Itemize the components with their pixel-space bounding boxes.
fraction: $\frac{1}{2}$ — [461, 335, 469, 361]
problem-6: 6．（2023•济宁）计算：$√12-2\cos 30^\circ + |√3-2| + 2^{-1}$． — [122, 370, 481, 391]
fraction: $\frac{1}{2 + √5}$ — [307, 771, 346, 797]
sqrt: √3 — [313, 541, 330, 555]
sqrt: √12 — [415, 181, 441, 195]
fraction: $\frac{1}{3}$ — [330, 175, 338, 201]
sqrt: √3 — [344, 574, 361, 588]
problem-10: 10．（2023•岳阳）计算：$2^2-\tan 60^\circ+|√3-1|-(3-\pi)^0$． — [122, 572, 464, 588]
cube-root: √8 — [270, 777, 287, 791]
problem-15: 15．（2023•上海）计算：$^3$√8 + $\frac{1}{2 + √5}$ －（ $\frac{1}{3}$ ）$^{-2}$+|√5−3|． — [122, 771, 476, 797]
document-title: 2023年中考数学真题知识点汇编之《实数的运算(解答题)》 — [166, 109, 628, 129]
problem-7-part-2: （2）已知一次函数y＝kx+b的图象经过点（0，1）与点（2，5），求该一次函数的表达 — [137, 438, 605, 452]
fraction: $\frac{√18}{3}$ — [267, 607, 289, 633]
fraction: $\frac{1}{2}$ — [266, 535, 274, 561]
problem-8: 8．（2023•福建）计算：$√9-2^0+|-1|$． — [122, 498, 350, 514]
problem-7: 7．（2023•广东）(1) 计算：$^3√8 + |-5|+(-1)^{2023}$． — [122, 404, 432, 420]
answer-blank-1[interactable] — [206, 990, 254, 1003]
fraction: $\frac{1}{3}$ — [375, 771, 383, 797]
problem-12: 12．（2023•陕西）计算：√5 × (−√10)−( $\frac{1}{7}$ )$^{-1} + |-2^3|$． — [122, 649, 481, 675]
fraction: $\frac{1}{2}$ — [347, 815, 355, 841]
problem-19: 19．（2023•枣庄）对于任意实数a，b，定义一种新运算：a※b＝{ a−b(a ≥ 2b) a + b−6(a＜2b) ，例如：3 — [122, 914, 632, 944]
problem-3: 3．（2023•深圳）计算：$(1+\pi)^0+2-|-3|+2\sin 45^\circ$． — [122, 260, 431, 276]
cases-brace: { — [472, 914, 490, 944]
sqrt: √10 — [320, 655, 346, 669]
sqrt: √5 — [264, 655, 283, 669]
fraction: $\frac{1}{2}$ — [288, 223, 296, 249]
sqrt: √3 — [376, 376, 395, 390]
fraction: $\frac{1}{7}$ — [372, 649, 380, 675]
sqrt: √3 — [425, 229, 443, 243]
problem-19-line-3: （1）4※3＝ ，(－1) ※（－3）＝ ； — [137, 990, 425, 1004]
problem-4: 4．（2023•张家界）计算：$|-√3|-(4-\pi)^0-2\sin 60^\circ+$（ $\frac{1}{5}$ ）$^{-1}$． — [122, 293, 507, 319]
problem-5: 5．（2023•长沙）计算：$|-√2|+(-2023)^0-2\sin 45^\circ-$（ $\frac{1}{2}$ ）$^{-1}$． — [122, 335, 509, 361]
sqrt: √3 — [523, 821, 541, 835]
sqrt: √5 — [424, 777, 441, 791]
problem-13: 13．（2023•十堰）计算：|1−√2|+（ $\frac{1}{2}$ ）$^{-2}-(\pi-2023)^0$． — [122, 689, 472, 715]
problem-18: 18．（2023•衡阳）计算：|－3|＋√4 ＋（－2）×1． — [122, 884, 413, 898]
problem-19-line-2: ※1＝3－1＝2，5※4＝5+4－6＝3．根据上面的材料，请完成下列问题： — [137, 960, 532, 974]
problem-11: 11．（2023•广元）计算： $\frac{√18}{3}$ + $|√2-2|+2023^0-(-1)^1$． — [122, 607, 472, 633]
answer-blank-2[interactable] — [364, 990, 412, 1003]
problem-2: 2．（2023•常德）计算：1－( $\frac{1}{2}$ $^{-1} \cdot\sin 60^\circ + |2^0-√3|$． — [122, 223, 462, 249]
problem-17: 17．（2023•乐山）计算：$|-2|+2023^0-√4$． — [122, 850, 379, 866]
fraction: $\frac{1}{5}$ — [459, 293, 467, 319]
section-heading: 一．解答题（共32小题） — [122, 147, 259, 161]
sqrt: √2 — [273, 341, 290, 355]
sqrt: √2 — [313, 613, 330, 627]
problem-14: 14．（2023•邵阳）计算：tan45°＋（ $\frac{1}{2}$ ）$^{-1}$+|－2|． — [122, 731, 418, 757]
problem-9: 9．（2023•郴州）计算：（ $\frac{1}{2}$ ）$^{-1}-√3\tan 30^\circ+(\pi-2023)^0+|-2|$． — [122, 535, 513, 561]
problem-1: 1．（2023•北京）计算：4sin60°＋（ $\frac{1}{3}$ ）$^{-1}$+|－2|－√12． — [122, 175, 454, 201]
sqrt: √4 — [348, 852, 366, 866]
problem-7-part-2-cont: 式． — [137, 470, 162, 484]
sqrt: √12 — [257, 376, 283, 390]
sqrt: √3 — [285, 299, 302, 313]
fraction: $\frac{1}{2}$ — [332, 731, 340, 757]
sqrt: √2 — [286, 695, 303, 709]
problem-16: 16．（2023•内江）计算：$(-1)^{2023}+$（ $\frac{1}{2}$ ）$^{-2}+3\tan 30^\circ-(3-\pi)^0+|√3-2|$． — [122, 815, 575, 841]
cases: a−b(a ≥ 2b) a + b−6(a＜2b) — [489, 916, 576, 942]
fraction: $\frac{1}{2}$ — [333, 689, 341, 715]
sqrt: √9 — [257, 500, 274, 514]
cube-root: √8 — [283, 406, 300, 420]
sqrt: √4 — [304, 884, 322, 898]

WHAT THIS TASK INVOLVES:
Copy every line of the records above word for word, with nothing added, dropped, or reordered.

ANSWER TO THE PROBLEM:
Itemize the components with their pixel-space bounding boxes.
fraction: $\frac{1}{2}$ — [461, 335, 469, 361]
problem-6: 6．（2023•济宁）计算：$√12-2\cos 30^\circ + |√3-2| + 2^{-1}$． — [122, 370, 481, 391]
fraction: $\frac{1}{2 + √5}$ — [307, 771, 346, 797]
sqrt: √3 — [313, 541, 330, 555]
sqrt: √12 — [415, 181, 441, 195]
fraction: $\frac{1}{3}$ — [330, 175, 338, 201]
sqrt: √3 — [344, 574, 361, 588]
problem-10: 10．（2023•岳阳）计算：$2^2-\tan 60^\circ+|√3-1|-(3-\pi)^0$． — [122, 572, 464, 588]
cube-root: √8 — [270, 777, 287, 791]
problem-15: 15．（2023•上海）计算：$^3$√8 + $\frac{1}{2 + √5}$ －（ $\frac{1}{3}$ ）$^{-2}$+|√5−3|． — [122, 771, 476, 797]
document-title: 2023年中考数学真题知识点汇编之《实数的运算(解答题)》 — [166, 109, 628, 129]
problem-7-part-2: （2）已知一次函数y＝kx+b的图象经过点（0，1）与点（2，5），求该一次函数的表达 — [137, 438, 605, 452]
fraction: $\frac{√18}{3}$ — [267, 607, 289, 633]
fraction: $\frac{1}{2}$ — [266, 535, 274, 561]
problem-8: 8．（2023•福建）计算：$√9-2^0+|-1|$． — [122, 498, 350, 514]
problem-7: 7．（2023•广东）(1) 计算：$^3√8 + |-5|+(-1)^{2023}$． — [122, 404, 432, 420]
answer-blank-1[interactable] — [206, 990, 254, 1003]
fraction: $\frac{1}{3}$ — [375, 771, 383, 797]
problem-12: 12．（2023•陕西）计算：√5 × (−√10)−( $\frac{1}{7}$ )$^{-1} + |-2^3|$． — [122, 649, 481, 675]
fraction: $\frac{1}{2}$ — [347, 815, 355, 841]
problem-19: 19．（2023•枣庄）对于任意实数a，b，定义一种新运算：a※b＝{ a−b(a ≥ 2b) a + b−6(a＜2b) ，例如：3 — [122, 914, 632, 944]
problem-3: 3．（2023•深圳）计算：$(1+\pi)^0+2-|-3|+2\sin 45^\circ$． — [122, 260, 431, 276]
cases-brace: { — [472, 914, 490, 944]
sqrt: √10 — [320, 655, 346, 669]
sqrt: √5 — [264, 655, 283, 669]
fraction: $\frac{1}{2}$ — [288, 223, 296, 249]
sqrt: √3 — [376, 376, 395, 390]
fraction: $\frac{1}{7}$ — [372, 649, 380, 675]
sqrt: √3 — [425, 229, 443, 243]
problem-19-line-3: （1）4※3＝ ，(－1) ※（－3）＝ ； — [137, 990, 425, 1004]
problem-4: 4．（2023•张家界）计算：$|-√3|-(4-\pi)^0-2\sin 60^\circ+$（ $\frac{1}{5}$ ）$^{-1}$． — [122, 293, 507, 319]
problem-5: 5．（2023•长沙）计算：$|-√2|+(-2023)^0-2\sin 45^\circ-$（ $\frac{1}{2}$ ）$^{-1}$． — [122, 335, 509, 361]
sqrt: √3 — [523, 821, 541, 835]
sqrt: √5 — [424, 777, 441, 791]
problem-13: 13．（2023•十堰）计算：|1−√2|+（ $\frac{1}{2}$ ）$^{-2}-(\pi-2023)^0$． — [122, 689, 472, 715]
problem-18: 18．（2023•衡阳）计算：|－3|＋√4 ＋（－2）×1． — [122, 884, 413, 898]
problem-19-line-2: ※1＝3－1＝2，5※4＝5+4－6＝3．根据上面的材料，请完成下列问题： — [137, 960, 532, 974]
problem-11: 11．（2023•广元）计算： $\frac{√18}{3}$ + $|√2-2|+2023^0-(-1)^1$． — [122, 607, 472, 633]
answer-blank-2[interactable] — [364, 990, 412, 1003]
problem-2: 2．（2023•常德）计算：1－( $\frac{1}{2}$ $^{-1} \cdot\sin 60^\circ + |2^0-√3|$． — [122, 223, 462, 249]
problem-17: 17．（2023•乐山）计算：$|-2|+2023^0-√4$． — [122, 850, 379, 866]
fraction: $\frac{1}{5}$ — [459, 293, 467, 319]
section-heading: 一．解答题（共32小题） — [122, 147, 259, 161]
sqrt: √2 — [273, 341, 290, 355]
sqrt: √2 — [313, 613, 330, 627]
problem-14: 14．（2023•邵阳）计算：tan45°＋（ $\frac{1}{2}$ ）$^{-1}$+|－2|． — [122, 731, 418, 757]
problem-9: 9．（2023•郴州）计算：（ $\frac{1}{2}$ ）$^{-1}-√3\tan 30^\circ+(\pi-2023)^0+|-2|$． — [122, 535, 513, 561]
problem-1: 1．（2023•北京）计算：4sin60°＋（ $\frac{1}{3}$ ）$^{-1}$+|－2|－√12． — [122, 175, 454, 201]
sqrt: √4 — [348, 852, 366, 866]
problem-7-part-2-cont: 式． — [137, 470, 162, 484]
sqrt: √12 — [257, 376, 283, 390]
sqrt: √3 — [285, 299, 302, 313]
fraction: $\frac{1}{2}$ — [332, 731, 340, 757]
sqrt: √2 — [286, 695, 303, 709]
problem-16: 16．（2023•内江）计算：$(-1)^{2023}+$（ $\frac{1}{2}$ ）$^{-2}+3\tan 30^\circ-(3-\pi)^0+|√3-2|$． — [122, 815, 575, 841]
cases: a−b(a ≥ 2b) a + b−6(a＜2b) — [489, 916, 576, 942]
fraction: $\frac{1}{2}$ — [333, 689, 341, 715]
sqrt: √9 — [257, 500, 274, 514]
cube-root: √8 — [283, 406, 300, 420]
sqrt: √4 — [304, 884, 322, 898]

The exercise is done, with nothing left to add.